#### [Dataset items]
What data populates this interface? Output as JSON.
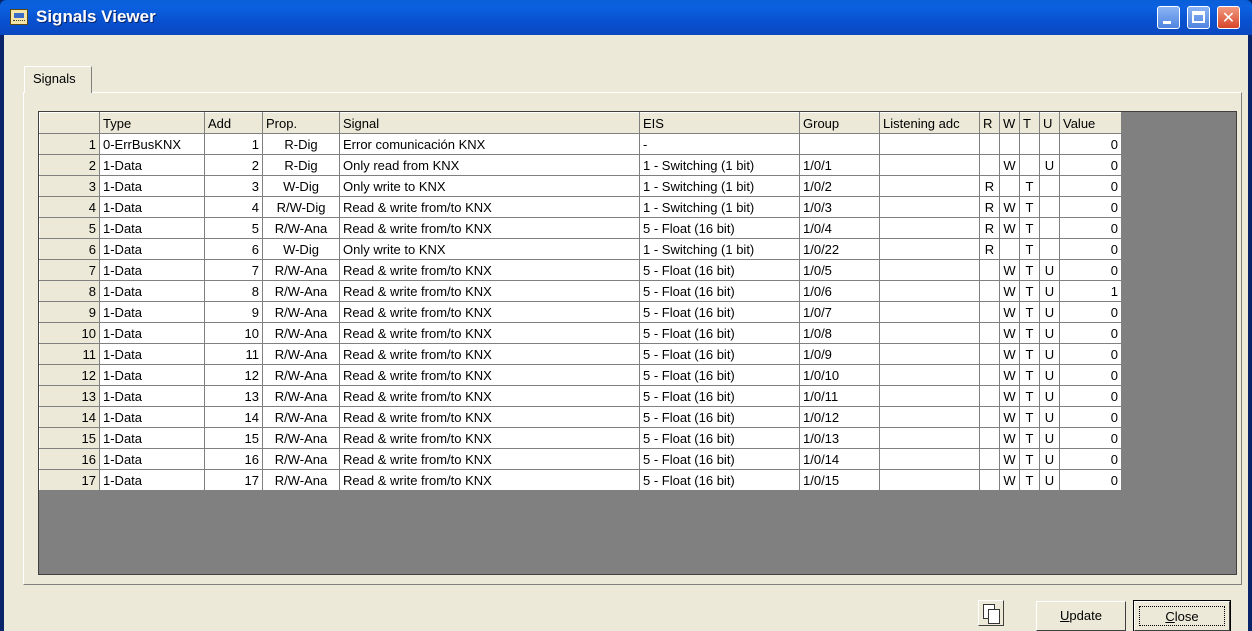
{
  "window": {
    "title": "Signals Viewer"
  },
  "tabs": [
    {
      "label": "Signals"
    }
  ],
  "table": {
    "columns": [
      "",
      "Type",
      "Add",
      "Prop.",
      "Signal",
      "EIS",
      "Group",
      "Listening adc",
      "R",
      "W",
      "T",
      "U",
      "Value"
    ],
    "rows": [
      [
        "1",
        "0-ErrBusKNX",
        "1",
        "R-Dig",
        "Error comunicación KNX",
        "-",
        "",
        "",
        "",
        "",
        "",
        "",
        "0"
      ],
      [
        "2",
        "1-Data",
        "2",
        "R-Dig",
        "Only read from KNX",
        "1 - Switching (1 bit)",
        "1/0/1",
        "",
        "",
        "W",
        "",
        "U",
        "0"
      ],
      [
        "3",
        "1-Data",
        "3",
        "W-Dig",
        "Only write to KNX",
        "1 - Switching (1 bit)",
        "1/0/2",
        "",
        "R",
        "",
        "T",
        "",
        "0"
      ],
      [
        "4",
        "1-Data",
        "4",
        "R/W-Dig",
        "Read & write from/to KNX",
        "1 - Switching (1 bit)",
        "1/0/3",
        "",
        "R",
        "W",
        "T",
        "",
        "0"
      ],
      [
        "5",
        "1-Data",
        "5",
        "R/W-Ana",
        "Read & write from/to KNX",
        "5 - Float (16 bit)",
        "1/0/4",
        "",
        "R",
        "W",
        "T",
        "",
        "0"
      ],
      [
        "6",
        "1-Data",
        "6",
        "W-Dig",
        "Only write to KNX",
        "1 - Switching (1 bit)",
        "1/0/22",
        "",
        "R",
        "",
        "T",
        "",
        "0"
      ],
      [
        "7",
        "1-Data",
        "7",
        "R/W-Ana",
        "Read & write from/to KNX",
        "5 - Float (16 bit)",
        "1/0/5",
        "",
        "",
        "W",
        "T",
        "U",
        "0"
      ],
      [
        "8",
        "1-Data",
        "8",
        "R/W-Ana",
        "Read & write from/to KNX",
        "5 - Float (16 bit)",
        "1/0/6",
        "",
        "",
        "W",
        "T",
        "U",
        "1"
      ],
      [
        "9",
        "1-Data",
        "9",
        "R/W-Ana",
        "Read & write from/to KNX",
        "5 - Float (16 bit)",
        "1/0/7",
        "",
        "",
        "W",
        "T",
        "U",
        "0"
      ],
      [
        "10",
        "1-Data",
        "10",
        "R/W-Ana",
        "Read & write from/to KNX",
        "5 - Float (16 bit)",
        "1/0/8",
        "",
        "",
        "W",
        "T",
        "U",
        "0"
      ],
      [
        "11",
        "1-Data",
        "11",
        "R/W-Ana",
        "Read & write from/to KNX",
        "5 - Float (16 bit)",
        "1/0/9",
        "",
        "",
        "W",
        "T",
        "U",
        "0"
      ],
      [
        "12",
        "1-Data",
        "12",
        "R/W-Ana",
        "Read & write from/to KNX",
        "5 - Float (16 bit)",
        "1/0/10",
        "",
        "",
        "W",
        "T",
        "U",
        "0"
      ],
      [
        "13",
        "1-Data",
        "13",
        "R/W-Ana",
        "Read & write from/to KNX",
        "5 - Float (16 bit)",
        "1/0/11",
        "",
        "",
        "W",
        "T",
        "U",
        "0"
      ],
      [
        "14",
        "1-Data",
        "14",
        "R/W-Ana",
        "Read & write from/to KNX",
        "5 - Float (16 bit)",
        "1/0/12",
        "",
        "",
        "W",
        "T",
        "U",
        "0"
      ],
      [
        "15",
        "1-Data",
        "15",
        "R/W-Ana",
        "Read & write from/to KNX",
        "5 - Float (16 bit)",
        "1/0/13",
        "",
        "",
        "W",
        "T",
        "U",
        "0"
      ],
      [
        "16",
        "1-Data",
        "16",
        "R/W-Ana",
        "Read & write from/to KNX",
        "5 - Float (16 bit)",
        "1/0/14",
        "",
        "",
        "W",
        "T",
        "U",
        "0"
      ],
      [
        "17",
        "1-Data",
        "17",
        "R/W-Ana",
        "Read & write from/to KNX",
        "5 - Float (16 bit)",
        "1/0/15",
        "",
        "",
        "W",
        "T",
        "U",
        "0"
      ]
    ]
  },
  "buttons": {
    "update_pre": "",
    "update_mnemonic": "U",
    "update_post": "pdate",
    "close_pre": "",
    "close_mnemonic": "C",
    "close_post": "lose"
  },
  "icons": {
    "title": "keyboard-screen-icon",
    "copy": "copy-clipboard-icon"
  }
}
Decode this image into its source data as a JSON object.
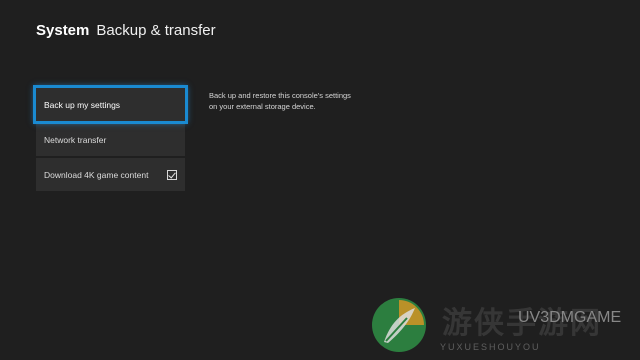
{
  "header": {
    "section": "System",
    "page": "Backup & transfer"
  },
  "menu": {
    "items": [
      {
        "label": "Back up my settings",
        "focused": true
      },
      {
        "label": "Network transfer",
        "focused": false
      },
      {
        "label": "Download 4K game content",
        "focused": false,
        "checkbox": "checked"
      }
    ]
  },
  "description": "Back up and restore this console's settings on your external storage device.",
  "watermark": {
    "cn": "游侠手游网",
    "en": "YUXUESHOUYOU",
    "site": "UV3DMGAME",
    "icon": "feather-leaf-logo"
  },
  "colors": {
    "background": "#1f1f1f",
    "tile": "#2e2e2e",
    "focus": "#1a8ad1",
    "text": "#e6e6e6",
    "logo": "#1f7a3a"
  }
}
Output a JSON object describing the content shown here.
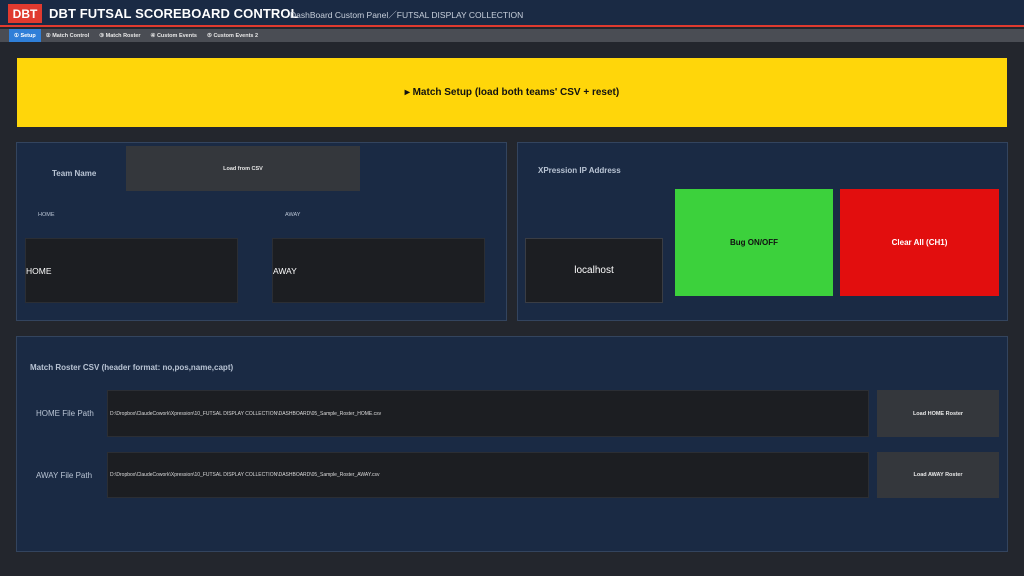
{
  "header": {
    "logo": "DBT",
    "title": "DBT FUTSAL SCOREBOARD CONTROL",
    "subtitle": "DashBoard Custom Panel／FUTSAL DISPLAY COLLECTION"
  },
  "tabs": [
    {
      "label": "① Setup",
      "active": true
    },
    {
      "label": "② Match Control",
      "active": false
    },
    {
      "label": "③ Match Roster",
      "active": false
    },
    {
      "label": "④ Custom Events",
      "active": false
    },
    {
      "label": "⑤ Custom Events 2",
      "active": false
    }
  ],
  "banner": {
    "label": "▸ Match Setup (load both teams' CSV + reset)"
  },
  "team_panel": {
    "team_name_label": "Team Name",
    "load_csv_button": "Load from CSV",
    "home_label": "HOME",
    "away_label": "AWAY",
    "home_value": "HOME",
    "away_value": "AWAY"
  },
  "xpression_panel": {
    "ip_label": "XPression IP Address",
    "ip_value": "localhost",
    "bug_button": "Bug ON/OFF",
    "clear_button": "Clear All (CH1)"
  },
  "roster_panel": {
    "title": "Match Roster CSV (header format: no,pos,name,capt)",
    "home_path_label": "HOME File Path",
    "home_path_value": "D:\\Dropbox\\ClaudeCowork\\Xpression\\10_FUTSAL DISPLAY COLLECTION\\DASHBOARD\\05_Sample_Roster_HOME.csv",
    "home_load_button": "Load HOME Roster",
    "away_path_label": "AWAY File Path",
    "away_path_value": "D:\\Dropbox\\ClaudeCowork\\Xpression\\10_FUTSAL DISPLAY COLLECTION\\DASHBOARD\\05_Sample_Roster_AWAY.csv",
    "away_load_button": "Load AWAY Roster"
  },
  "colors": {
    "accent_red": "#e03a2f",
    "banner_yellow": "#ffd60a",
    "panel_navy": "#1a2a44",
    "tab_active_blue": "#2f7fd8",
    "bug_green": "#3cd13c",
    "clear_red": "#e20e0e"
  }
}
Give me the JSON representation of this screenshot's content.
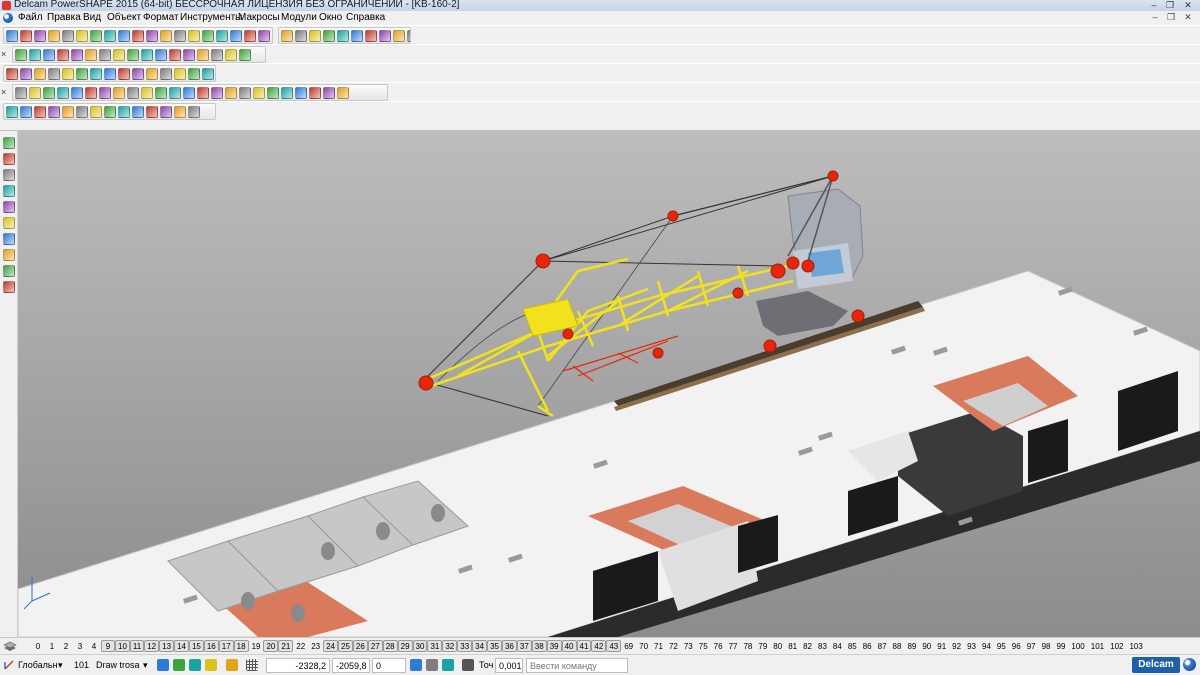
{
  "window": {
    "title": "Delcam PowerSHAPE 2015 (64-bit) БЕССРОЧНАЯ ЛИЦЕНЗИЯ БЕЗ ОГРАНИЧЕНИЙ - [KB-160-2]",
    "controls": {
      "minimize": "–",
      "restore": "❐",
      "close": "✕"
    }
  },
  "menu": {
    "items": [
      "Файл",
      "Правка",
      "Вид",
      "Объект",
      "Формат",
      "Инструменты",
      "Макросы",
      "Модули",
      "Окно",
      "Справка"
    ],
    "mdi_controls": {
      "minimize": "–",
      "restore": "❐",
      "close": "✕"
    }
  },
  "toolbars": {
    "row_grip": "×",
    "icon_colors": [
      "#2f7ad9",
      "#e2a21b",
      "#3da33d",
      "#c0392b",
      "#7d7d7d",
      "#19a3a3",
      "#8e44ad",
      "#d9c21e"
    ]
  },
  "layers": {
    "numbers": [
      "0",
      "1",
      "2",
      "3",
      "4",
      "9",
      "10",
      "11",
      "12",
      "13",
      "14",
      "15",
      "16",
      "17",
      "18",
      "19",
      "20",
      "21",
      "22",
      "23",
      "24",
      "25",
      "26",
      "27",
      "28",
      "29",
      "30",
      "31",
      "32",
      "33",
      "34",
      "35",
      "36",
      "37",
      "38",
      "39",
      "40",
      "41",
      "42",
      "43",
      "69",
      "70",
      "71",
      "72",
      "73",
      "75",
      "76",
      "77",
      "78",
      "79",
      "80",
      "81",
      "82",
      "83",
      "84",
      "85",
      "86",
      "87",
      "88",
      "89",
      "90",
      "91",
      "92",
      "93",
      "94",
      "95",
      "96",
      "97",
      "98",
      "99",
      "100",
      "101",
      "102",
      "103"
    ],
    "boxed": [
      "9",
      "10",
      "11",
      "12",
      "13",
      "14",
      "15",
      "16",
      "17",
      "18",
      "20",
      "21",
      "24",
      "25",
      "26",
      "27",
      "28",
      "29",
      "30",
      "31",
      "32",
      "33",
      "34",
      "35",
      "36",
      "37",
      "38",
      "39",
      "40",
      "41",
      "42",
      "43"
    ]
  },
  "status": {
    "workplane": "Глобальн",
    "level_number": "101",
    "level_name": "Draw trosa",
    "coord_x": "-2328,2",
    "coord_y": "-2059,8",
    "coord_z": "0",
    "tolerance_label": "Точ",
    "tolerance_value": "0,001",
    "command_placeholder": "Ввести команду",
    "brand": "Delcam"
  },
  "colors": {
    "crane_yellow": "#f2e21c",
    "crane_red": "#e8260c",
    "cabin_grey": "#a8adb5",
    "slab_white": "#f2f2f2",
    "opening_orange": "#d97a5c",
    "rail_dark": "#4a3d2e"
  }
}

#### [Description of the task]
Pick out every line above that contains the word "DISPLAY" and copy it.

#### [The completed task]
    "subtitle": "DashBoard Custom Panel／FUTSAL DISPLAY COLLECTION"
    "home_path_value": "D:\\Dropbox\\ClaudeCowork\\Xpression\\10_FUTSAL DISPLAY COLLECTION\\DASHBOARD\\05_Sample_Roster_HOME.csv",
    "away_path_value": "D:\\Dropbox\\ClaudeCowork\\Xpression\\10_FUTSAL DISPLAY COLLECTION\\DASHBOARD\\05_Sample_Roster_AWAY.csv",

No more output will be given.